Records for this task

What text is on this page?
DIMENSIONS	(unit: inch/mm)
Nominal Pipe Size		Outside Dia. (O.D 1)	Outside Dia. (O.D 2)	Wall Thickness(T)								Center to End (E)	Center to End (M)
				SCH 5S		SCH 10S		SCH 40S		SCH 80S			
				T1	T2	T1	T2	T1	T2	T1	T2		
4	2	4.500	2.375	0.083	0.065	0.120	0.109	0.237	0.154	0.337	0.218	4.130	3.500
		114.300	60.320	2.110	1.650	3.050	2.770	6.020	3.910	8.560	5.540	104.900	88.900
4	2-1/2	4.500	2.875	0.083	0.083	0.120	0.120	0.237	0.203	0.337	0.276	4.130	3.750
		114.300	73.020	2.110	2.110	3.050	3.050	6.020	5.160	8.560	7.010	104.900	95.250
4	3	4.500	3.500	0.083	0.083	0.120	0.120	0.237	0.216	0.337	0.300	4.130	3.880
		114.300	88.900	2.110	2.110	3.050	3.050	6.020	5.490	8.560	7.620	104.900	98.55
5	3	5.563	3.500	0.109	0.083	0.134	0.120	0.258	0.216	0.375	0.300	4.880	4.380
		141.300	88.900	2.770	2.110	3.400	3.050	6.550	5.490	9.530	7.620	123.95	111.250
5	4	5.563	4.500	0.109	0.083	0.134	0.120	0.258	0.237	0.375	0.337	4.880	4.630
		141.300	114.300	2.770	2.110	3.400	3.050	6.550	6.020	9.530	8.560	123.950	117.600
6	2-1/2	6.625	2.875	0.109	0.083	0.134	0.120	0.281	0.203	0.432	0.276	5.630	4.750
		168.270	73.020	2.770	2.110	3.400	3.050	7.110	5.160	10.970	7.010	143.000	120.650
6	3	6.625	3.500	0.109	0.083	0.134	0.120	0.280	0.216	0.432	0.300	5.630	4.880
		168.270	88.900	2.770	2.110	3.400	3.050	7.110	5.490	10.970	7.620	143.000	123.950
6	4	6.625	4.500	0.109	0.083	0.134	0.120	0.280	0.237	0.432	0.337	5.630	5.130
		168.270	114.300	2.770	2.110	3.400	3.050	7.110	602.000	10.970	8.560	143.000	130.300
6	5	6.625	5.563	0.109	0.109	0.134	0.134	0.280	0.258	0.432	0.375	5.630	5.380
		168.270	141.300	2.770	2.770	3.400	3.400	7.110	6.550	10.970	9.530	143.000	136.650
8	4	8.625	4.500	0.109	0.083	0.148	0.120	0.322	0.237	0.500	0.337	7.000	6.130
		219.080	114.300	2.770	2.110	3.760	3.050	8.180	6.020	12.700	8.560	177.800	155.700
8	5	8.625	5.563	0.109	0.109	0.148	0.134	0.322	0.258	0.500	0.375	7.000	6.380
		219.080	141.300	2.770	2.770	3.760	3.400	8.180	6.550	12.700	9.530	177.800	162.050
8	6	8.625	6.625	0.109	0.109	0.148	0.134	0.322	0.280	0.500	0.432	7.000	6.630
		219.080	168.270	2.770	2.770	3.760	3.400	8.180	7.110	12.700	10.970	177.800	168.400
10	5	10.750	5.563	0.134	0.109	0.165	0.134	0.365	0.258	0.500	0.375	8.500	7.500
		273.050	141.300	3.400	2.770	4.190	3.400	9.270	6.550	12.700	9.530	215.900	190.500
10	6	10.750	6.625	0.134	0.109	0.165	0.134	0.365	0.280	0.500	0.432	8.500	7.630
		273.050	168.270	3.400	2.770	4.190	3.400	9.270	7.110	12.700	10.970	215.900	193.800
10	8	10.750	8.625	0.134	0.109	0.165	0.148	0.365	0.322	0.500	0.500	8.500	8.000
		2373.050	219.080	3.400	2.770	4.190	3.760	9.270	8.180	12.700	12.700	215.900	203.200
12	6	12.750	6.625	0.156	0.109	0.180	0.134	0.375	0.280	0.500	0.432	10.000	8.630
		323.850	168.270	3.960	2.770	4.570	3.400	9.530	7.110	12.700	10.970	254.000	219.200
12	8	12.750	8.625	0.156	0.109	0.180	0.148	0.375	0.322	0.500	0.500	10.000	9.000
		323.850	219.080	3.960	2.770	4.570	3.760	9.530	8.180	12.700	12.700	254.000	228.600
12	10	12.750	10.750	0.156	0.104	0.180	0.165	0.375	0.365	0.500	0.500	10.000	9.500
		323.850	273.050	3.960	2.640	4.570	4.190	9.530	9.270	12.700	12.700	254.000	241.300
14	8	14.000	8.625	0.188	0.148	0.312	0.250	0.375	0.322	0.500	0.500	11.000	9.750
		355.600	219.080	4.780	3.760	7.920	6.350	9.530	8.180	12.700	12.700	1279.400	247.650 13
---
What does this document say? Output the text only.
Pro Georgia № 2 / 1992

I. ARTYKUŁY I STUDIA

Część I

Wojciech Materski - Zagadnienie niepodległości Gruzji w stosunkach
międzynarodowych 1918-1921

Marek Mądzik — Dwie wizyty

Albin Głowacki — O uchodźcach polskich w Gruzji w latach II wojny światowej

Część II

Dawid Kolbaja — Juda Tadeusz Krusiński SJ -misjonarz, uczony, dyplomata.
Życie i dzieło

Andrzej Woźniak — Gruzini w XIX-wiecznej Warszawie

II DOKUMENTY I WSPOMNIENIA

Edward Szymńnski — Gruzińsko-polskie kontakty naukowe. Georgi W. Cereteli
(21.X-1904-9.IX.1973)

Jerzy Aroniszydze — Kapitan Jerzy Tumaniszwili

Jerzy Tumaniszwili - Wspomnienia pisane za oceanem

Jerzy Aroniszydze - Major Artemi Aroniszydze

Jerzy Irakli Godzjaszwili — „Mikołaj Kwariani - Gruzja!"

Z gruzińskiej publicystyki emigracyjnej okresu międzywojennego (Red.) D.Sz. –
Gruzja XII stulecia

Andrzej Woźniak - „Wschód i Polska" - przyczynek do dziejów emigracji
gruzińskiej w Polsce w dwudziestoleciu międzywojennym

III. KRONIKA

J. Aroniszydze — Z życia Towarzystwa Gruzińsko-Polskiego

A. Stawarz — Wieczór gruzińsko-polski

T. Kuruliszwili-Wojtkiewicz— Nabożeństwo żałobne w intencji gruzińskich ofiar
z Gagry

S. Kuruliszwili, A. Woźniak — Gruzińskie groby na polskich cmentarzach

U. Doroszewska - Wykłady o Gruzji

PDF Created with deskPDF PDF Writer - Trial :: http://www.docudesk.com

Task statement
Go through the lines above. Select every one that has the string "Tumaniszwili".

Task answer
Jerzy Aroniszydze — Kapitan Jerzy Tumaniszwili
Jerzy Tumaniszwili - Wspomnienia pisane za oceanem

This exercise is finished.